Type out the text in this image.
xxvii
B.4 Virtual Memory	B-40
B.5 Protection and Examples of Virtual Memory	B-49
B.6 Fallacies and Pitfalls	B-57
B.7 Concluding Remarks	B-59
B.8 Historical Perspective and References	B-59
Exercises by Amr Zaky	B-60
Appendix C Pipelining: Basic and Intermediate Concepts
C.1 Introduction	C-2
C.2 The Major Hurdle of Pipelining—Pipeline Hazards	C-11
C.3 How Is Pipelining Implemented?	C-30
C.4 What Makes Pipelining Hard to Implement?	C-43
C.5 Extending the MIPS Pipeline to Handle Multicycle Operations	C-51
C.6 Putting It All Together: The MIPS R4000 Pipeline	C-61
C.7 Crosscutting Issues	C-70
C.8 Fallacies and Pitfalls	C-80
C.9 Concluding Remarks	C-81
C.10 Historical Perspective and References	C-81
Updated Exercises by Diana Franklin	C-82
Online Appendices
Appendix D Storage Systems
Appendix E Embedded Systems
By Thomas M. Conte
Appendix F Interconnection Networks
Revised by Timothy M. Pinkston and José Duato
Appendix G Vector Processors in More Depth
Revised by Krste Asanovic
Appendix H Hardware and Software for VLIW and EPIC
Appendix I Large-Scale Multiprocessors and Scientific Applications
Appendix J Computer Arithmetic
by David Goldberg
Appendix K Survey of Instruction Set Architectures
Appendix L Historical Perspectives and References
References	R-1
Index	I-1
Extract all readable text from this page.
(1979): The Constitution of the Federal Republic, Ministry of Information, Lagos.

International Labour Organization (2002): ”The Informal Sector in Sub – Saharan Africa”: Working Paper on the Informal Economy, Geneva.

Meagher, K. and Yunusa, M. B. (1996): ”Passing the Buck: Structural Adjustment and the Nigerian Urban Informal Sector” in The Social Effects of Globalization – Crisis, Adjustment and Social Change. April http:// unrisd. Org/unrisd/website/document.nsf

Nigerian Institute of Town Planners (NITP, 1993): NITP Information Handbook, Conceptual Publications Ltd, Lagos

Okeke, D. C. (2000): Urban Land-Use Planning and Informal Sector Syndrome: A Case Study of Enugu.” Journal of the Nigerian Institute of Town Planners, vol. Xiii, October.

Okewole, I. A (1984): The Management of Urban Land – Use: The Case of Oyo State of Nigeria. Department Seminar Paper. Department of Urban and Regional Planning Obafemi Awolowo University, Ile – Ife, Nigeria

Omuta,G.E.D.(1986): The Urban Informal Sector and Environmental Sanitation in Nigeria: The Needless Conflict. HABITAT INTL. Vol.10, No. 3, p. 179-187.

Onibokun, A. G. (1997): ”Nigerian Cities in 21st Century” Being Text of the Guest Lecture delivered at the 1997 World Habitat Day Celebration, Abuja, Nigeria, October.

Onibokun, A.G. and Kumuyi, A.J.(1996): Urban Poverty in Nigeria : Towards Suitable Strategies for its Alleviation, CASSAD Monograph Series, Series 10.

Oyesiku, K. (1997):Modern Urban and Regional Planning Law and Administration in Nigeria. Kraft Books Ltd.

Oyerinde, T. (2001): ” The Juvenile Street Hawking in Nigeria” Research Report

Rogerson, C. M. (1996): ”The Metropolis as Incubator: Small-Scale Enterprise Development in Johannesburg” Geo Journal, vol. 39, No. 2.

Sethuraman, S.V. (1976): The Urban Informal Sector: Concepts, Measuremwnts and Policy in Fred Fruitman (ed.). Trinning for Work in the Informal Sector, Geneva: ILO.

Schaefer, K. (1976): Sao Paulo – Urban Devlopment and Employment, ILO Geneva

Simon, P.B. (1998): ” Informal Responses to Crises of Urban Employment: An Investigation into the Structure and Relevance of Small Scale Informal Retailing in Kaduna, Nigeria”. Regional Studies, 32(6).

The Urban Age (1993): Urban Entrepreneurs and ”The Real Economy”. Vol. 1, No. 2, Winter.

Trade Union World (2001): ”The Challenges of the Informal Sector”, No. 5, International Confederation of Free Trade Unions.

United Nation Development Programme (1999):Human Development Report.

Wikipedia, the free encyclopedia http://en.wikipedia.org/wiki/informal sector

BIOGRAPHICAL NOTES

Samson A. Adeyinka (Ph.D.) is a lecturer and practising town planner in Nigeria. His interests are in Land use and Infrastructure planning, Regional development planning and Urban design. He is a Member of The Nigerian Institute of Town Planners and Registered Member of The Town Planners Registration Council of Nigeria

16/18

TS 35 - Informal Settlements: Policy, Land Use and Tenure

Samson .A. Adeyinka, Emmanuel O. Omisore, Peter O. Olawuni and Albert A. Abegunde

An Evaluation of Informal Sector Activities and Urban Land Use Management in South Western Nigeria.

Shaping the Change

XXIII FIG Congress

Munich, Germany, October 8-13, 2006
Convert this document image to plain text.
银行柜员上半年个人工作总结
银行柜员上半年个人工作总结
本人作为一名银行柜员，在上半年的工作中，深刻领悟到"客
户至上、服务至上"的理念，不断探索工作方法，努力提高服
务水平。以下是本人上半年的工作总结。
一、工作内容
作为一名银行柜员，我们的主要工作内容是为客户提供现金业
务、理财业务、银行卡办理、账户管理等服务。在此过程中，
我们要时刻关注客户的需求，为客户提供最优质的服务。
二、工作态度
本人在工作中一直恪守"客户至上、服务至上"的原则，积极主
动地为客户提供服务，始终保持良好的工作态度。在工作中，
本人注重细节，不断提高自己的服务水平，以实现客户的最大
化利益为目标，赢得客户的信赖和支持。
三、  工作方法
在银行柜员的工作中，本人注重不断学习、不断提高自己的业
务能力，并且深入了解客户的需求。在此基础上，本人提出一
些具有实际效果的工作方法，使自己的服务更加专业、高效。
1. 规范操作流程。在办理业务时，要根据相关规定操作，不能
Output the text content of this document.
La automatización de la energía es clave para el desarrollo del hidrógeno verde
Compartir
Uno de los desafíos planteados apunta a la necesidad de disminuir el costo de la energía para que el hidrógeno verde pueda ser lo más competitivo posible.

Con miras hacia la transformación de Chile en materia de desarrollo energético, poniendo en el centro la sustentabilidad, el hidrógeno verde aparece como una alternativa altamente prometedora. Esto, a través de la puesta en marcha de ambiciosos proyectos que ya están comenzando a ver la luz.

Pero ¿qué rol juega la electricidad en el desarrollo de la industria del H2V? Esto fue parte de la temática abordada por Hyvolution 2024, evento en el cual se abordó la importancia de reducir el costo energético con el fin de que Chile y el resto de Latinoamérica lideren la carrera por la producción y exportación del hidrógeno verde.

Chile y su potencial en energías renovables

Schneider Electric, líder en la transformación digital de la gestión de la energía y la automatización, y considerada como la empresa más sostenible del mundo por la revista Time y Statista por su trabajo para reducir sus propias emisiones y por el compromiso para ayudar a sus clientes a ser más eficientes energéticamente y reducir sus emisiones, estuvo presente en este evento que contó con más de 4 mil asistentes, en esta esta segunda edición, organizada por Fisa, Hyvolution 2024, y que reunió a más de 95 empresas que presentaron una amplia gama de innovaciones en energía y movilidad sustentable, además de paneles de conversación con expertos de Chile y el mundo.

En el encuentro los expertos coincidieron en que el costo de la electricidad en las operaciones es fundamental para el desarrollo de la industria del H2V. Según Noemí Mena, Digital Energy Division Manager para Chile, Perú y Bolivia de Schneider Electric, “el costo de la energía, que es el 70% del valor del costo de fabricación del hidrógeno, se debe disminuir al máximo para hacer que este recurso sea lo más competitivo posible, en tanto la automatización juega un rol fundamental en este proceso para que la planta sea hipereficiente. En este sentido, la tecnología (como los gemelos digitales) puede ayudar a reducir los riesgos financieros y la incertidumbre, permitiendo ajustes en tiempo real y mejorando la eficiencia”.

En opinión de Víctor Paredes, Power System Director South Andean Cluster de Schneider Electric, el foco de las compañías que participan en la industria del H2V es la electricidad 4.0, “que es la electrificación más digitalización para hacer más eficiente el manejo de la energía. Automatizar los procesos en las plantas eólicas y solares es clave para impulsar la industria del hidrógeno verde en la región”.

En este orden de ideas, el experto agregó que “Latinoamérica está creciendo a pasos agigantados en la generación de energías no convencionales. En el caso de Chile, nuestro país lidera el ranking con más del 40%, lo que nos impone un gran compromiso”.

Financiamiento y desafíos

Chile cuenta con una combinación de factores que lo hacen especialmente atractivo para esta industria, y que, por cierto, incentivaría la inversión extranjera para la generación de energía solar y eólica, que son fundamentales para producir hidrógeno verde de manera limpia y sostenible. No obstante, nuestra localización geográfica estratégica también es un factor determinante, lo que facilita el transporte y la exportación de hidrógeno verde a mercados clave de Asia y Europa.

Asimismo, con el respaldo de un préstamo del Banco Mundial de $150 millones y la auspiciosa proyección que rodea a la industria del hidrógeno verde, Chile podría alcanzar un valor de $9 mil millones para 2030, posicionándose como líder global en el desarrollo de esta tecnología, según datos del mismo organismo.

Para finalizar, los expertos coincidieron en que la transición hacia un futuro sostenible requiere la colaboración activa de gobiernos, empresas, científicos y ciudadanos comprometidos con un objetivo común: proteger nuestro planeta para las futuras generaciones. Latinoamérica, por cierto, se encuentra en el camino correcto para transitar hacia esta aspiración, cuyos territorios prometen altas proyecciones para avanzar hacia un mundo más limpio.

---+---

Show every line of the listing in which the string "Memory" can be found.

Response:
B.4 Virtual Memory	B-40
B.5 Protection and Examples of Virtual Memory	B-49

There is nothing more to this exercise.